_The task_
Count every line that has the word "source". Give the number, without anything more.

** begin Exercise input **

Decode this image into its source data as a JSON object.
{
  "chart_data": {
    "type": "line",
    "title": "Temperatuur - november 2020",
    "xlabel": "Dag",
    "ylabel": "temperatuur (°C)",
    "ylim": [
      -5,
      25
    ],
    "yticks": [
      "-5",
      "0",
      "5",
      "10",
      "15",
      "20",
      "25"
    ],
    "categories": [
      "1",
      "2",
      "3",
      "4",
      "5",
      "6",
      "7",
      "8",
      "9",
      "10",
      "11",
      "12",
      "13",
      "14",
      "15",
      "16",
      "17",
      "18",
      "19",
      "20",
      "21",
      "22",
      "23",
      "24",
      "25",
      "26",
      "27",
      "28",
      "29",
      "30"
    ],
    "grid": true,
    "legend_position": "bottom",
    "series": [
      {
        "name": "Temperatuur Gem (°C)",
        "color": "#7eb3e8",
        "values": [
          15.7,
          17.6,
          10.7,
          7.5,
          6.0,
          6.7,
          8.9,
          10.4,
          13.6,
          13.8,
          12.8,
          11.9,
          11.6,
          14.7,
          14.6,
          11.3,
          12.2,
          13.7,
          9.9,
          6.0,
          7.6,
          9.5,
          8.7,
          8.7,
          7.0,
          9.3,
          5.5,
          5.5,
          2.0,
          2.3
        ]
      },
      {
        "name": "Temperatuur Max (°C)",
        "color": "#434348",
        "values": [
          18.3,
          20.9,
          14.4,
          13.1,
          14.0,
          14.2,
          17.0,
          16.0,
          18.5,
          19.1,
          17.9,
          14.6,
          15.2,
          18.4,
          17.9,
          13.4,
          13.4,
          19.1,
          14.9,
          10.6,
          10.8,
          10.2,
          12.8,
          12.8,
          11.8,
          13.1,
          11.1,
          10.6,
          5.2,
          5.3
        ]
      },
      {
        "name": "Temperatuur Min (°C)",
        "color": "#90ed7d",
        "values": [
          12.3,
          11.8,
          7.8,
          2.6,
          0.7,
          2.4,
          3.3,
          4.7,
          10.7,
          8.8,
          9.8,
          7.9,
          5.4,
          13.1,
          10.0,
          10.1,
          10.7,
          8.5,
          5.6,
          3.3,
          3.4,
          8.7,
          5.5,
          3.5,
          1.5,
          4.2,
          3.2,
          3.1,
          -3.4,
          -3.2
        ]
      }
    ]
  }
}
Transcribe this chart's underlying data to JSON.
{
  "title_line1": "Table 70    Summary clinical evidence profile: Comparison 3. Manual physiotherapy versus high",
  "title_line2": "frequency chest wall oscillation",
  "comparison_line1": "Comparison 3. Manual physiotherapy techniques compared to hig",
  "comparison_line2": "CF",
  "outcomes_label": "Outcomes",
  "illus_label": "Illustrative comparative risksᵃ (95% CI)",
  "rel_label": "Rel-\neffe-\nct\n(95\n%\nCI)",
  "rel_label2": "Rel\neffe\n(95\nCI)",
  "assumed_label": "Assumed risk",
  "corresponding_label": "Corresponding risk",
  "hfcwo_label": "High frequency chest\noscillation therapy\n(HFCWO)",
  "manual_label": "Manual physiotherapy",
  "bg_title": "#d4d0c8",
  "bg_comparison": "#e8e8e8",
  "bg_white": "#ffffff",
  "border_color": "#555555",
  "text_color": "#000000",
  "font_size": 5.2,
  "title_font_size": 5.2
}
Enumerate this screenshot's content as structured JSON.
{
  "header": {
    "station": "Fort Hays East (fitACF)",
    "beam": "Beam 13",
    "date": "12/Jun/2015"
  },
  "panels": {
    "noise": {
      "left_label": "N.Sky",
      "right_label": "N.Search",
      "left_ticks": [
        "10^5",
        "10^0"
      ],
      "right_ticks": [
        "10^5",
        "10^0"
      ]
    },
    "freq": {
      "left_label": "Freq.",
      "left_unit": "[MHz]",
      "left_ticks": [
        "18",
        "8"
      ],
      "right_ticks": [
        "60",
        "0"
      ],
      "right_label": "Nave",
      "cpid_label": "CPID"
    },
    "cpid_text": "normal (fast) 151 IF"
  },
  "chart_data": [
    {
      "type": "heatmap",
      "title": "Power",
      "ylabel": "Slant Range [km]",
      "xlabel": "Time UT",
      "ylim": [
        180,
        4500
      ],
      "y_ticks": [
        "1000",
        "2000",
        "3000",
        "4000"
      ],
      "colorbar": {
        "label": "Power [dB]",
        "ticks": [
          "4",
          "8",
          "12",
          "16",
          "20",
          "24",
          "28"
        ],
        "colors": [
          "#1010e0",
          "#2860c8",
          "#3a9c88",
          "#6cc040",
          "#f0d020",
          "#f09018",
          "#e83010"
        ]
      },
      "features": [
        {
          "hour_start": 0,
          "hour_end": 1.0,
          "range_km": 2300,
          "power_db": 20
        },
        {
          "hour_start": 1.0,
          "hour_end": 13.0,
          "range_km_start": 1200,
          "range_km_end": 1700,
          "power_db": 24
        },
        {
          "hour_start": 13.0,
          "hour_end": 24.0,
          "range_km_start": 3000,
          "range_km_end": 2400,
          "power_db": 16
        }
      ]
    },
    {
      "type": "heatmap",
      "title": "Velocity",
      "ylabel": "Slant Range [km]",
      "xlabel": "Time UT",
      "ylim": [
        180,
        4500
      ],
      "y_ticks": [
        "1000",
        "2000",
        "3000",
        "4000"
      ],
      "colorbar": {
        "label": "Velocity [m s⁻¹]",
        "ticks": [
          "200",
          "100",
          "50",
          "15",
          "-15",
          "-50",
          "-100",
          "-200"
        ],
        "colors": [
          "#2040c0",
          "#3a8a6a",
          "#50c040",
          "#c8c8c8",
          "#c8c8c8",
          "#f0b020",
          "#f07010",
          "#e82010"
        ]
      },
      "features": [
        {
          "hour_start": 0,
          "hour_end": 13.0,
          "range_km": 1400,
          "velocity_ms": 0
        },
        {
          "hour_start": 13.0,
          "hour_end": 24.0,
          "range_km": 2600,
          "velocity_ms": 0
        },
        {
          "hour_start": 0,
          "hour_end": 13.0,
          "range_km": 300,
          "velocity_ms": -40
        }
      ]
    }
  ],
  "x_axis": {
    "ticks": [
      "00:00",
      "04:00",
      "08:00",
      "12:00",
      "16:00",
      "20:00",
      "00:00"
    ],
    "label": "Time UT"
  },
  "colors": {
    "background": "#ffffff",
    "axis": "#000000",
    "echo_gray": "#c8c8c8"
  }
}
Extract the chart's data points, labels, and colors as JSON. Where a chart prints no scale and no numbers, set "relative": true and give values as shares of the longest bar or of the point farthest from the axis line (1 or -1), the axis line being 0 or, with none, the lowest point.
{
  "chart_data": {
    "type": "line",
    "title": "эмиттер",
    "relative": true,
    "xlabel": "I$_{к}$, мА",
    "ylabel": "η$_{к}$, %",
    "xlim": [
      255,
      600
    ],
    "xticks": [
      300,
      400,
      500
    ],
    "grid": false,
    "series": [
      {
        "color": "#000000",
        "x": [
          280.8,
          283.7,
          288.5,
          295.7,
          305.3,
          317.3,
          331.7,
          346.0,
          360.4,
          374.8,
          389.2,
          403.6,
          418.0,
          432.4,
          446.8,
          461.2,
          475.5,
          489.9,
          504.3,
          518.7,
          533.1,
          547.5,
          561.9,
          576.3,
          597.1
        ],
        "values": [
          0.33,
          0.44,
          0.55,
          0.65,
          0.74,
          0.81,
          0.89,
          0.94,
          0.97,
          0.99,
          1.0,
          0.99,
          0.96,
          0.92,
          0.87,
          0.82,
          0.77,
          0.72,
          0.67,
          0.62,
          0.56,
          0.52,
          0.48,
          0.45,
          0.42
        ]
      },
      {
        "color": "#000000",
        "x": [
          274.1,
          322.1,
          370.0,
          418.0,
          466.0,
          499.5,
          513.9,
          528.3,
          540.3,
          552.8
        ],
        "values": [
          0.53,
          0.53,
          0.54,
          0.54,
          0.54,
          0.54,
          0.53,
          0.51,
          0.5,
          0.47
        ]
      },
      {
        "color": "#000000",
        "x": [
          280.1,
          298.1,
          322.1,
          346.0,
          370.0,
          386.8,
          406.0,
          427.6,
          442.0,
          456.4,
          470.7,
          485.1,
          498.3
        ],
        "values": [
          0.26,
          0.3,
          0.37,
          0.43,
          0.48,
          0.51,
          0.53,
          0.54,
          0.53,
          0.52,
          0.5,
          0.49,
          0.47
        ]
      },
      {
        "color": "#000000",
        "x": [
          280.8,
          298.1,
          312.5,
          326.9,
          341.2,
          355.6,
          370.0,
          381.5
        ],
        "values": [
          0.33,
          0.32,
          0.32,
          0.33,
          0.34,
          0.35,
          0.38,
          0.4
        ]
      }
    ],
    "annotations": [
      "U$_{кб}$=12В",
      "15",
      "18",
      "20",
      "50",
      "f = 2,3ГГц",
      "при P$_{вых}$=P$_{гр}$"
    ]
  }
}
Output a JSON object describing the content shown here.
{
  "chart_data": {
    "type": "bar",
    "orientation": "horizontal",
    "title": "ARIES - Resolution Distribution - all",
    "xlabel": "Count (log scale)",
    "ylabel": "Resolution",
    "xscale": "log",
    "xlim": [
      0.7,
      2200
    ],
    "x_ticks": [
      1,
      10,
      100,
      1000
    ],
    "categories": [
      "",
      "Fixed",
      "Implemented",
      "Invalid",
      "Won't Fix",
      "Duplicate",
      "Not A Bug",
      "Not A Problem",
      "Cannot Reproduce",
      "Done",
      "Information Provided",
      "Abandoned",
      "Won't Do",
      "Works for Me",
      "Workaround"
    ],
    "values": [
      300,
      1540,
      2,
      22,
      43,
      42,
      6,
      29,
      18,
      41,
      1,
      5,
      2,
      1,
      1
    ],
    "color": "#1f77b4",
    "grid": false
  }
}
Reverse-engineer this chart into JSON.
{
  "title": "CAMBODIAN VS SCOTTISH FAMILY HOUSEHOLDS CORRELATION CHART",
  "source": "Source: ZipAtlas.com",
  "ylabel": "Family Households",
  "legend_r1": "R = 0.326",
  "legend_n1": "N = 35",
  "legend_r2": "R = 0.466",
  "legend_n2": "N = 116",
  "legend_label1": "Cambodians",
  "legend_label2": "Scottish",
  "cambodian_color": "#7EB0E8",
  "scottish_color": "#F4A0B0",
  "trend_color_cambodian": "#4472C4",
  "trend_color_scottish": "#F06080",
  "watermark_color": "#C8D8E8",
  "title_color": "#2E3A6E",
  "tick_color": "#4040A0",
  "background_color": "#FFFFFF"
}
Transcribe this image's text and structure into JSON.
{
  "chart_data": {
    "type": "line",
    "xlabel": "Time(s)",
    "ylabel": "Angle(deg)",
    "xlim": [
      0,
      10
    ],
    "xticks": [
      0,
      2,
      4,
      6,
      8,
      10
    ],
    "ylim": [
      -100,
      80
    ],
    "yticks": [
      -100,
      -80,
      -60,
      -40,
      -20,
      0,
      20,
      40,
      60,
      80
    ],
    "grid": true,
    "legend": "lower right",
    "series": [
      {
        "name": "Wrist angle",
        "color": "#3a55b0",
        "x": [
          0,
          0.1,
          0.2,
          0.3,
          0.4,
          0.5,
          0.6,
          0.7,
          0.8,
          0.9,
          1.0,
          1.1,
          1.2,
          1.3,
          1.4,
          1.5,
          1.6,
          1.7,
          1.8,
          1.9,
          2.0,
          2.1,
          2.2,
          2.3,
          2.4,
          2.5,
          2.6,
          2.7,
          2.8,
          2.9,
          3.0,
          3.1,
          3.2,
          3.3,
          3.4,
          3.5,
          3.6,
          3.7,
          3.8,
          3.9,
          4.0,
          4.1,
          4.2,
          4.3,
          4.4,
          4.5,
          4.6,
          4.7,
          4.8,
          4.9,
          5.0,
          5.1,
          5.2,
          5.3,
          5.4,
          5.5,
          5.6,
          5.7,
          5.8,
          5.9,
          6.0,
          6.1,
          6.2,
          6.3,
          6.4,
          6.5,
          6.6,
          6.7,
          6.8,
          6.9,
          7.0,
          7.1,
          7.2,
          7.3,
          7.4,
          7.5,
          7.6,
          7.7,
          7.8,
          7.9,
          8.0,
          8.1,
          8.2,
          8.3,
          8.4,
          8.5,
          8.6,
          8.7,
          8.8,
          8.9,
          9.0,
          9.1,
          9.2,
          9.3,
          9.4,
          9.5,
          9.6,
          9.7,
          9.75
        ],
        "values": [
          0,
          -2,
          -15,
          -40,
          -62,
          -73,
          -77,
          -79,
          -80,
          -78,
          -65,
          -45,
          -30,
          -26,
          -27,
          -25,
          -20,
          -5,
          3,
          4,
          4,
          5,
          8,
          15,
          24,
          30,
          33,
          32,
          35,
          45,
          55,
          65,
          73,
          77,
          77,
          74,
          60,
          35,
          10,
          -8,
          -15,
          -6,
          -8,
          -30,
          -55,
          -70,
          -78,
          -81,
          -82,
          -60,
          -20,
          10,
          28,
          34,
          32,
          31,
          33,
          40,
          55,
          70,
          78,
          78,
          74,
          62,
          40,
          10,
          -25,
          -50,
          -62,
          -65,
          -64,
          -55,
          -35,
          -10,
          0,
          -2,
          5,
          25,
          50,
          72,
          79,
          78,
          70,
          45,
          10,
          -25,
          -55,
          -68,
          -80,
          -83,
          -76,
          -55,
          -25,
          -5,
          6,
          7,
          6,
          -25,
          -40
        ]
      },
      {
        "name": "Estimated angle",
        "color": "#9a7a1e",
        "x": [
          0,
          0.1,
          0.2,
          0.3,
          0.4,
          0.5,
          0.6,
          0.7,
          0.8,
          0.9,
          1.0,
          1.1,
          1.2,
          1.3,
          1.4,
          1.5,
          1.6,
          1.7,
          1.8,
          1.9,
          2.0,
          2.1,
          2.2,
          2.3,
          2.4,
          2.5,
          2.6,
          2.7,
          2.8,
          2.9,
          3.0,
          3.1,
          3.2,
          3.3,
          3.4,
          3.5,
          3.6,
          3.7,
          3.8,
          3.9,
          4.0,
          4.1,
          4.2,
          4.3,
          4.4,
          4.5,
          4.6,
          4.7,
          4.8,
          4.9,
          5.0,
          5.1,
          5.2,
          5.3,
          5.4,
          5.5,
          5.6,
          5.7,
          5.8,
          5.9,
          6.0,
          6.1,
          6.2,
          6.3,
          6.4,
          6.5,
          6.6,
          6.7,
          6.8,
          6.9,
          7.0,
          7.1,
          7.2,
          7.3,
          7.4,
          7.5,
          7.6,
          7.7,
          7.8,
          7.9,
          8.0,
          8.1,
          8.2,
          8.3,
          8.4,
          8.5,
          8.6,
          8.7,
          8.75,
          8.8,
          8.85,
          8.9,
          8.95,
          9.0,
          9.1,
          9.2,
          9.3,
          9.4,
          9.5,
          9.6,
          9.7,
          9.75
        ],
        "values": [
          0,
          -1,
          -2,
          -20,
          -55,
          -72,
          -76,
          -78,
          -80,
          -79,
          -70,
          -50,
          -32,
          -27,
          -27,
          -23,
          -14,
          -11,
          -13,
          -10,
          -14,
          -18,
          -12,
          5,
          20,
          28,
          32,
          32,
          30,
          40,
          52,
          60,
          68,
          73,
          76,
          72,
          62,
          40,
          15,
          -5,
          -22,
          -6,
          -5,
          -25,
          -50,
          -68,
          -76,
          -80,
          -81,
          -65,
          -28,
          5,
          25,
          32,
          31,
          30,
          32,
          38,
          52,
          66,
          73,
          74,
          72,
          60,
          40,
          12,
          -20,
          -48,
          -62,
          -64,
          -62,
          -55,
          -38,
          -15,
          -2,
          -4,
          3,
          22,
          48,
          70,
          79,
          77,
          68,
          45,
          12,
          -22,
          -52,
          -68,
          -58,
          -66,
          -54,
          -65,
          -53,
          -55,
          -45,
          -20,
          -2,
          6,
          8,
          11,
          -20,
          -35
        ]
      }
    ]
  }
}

** end Exercise input **

_Response to the task_
2